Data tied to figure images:
★ ★ ★ ★ ★ ★ ★

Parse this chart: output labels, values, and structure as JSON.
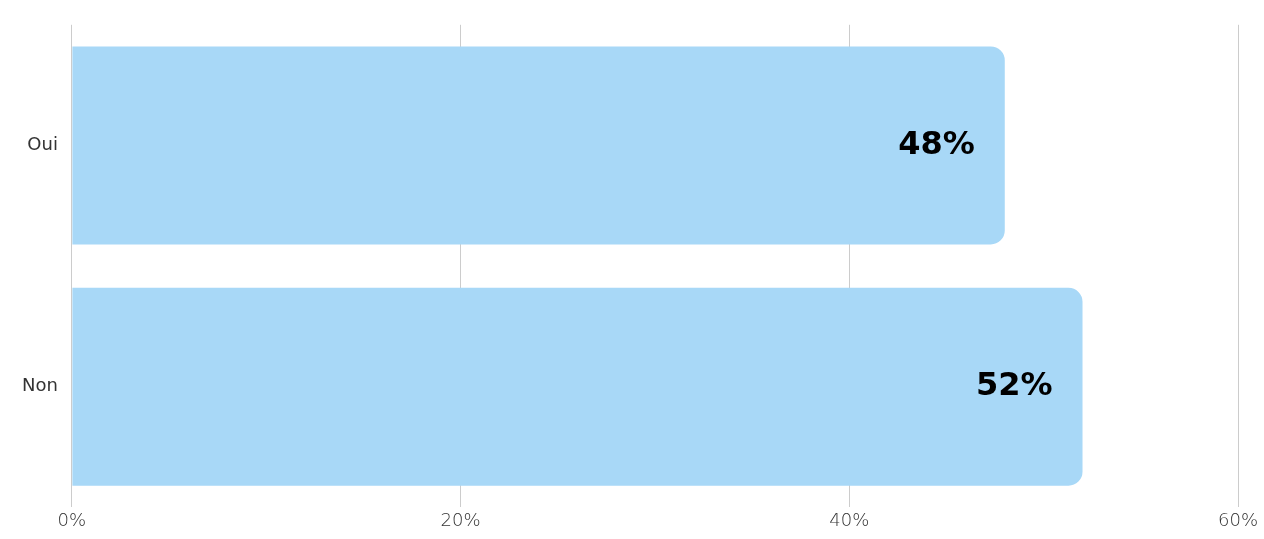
{
  "chart_data": {
    "type": "bar",
    "orientation": "horizontal",
    "categories": [
      "Oui",
      "Non"
    ],
    "values": [
      48,
      52
    ],
    "color": "#a8d8f7",
    "value_labels": [
      "48%",
      "52%"
    ],
    "xlim": [
      0,
      60
    ],
    "xticks": [
      {
        "value": 0,
        "label": "0%"
      },
      {
        "value": 20,
        "label": "20%"
      },
      {
        "value": 40,
        "label": "40%"
      },
      {
        "value": 60,
        "label": "60%"
      }
    ],
    "grid": "x",
    "legend": false
  }
}
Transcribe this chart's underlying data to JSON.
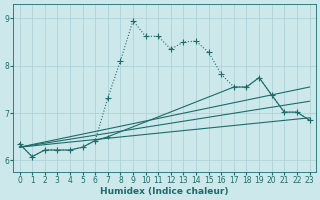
{
  "xlabel": "Humidex (Indice chaleur)",
  "xlim": [
    -0.5,
    23.5
  ],
  "ylim": [
    5.75,
    9.3
  ],
  "yticks": [
    6,
    7,
    8,
    9
  ],
  "xticks": [
    0,
    1,
    2,
    3,
    4,
    5,
    6,
    7,
    8,
    9,
    10,
    11,
    12,
    13,
    14,
    15,
    16,
    17,
    18,
    19,
    20,
    21,
    22,
    23
  ],
  "background_color": "#cce8ea",
  "line_color": "#1e6b6b",
  "grid_color": "#aacdd4",
  "series": [
    {
      "x": [
        0,
        1,
        2,
        3,
        4,
        5,
        6,
        7,
        8,
        9,
        10,
        11,
        12,
        13,
        14,
        15,
        16,
        17,
        18,
        19,
        20,
        21,
        22,
        23
      ],
      "y": [
        6.35,
        6.08,
        6.22,
        6.22,
        6.22,
        6.28,
        6.42,
        7.32,
        8.1,
        8.95,
        8.62,
        8.62,
        8.35,
        8.5,
        8.52,
        8.28,
        7.82,
        7.55,
        7.55,
        7.75,
        7.38,
        7.02,
        7.02,
        6.85
      ],
      "marker": "+",
      "linestyle": "dotted",
      "linewidth": 0.8,
      "markersize": 4
    },
    {
      "x": [
        0,
        1,
        2,
        3,
        4,
        5,
        6,
        7,
        17,
        18,
        19,
        20,
        21,
        22,
        23
      ],
      "y": [
        6.35,
        6.08,
        6.22,
        6.22,
        6.22,
        6.28,
        6.42,
        6.5,
        7.55,
        7.55,
        7.75,
        7.38,
        7.02,
        7.02,
        6.85
      ],
      "marker": "+",
      "linestyle": "solid",
      "linewidth": 0.8,
      "markersize": 3
    },
    {
      "x": [
        0,
        23
      ],
      "y": [
        6.28,
        7.55
      ],
      "marker": null,
      "linestyle": "solid",
      "linewidth": 0.8,
      "markersize": 0
    },
    {
      "x": [
        0,
        23
      ],
      "y": [
        6.28,
        7.25
      ],
      "marker": null,
      "linestyle": "solid",
      "linewidth": 0.8,
      "markersize": 0
    },
    {
      "x": [
        0,
        23
      ],
      "y": [
        6.28,
        6.9
      ],
      "marker": null,
      "linestyle": "solid",
      "linewidth": 0.8,
      "markersize": 0
    }
  ]
}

★ ★ ★ ★ ★ ★ ★

Problem statement: Your copy should match the entries exactly, minus the pictures.

Correct response:
Parse this chart: output labels, values, and structure as JSON.
{
  "chart_data": {
    "type": "bar",
    "orientation": "horizontal",
    "categories": [
      "Oui",
      "Non"
    ],
    "values": [
      48,
      52
    ],
    "color": "#a8d8f7",
    "value_labels": [
      "48%",
      "52%"
    ],
    "xlim": [
      0,
      60
    ],
    "xticks": [
      {
        "value": 0,
        "label": "0%"
      },
      {
        "value": 20,
        "label": "20%"
      },
      {
        "value": 40,
        "label": "40%"
      },
      {
        "value": 60,
        "label": "60%"
      }
    ],
    "grid": "x",
    "legend": false
  }
}
Transcribe this chart's underlying data to JSON.
{
  "xlabel": "Humidex (Indice chaleur)",
  "xlim": [
    -0.5,
    23.5
  ],
  "ylim": [
    5.75,
    9.3
  ],
  "yticks": [
    6,
    7,
    8,
    9
  ],
  "xticks": [
    0,
    1,
    2,
    3,
    4,
    5,
    6,
    7,
    8,
    9,
    10,
    11,
    12,
    13,
    14,
    15,
    16,
    17,
    18,
    19,
    20,
    21,
    22,
    23
  ],
  "background_color": "#cce8ea",
  "line_color": "#1e6b6b",
  "grid_color": "#aacdd4",
  "series": [
    {
      "x": [
        0,
        1,
        2,
        3,
        4,
        5,
        6,
        7,
        8,
        9,
        10,
        11,
        12,
        13,
        14,
        15,
        16,
        17,
        18,
        19,
        20,
        21,
        22,
        23
      ],
      "y": [
        6.35,
        6.08,
        6.22,
        6.22,
        6.22,
        6.28,
        6.42,
        7.32,
        8.1,
        8.95,
        8.62,
        8.62,
        8.35,
        8.5,
        8.52,
        8.28,
        7.82,
        7.55,
        7.55,
        7.75,
        7.38,
        7.02,
        7.02,
        6.85
      ],
      "marker": "+",
      "linestyle": "dotted",
      "linewidth": 0.8,
      "markersize": 4
    },
    {
      "x": [
        0,
        1,
        2,
        3,
        4,
        5,
        6,
        7,
        17,
        18,
        19,
        20,
        21,
        22,
        23
      ],
      "y": [
        6.35,
        6.08,
        6.22,
        6.22,
        6.22,
        6.28,
        6.42,
        6.5,
        7.55,
        7.55,
        7.75,
        7.38,
        7.02,
        7.02,
        6.85
      ],
      "marker": "+",
      "linestyle": "solid",
      "linewidth": 0.8,
      "markersize": 3
    },
    {
      "x": [
        0,
        23
      ],
      "y": [
        6.28,
        7.55
      ],
      "marker": null,
      "linestyle": "solid",
      "linewidth": 0.8,
      "markersize": 0
    },
    {
      "x": [
        0,
        23
      ],
      "y": [
        6.28,
        7.25
      ],
      "marker": null,
      "linestyle": "solid",
      "linewidth": 0.8,
      "markersize": 0
    },
    {
      "x": [
        0,
        23
      ],
      "y": [
        6.28,
        6.9
      ],
      "marker": null,
      "linestyle": "solid",
      "linewidth": 0.8,
      "markersize": 0
    }
  ]
}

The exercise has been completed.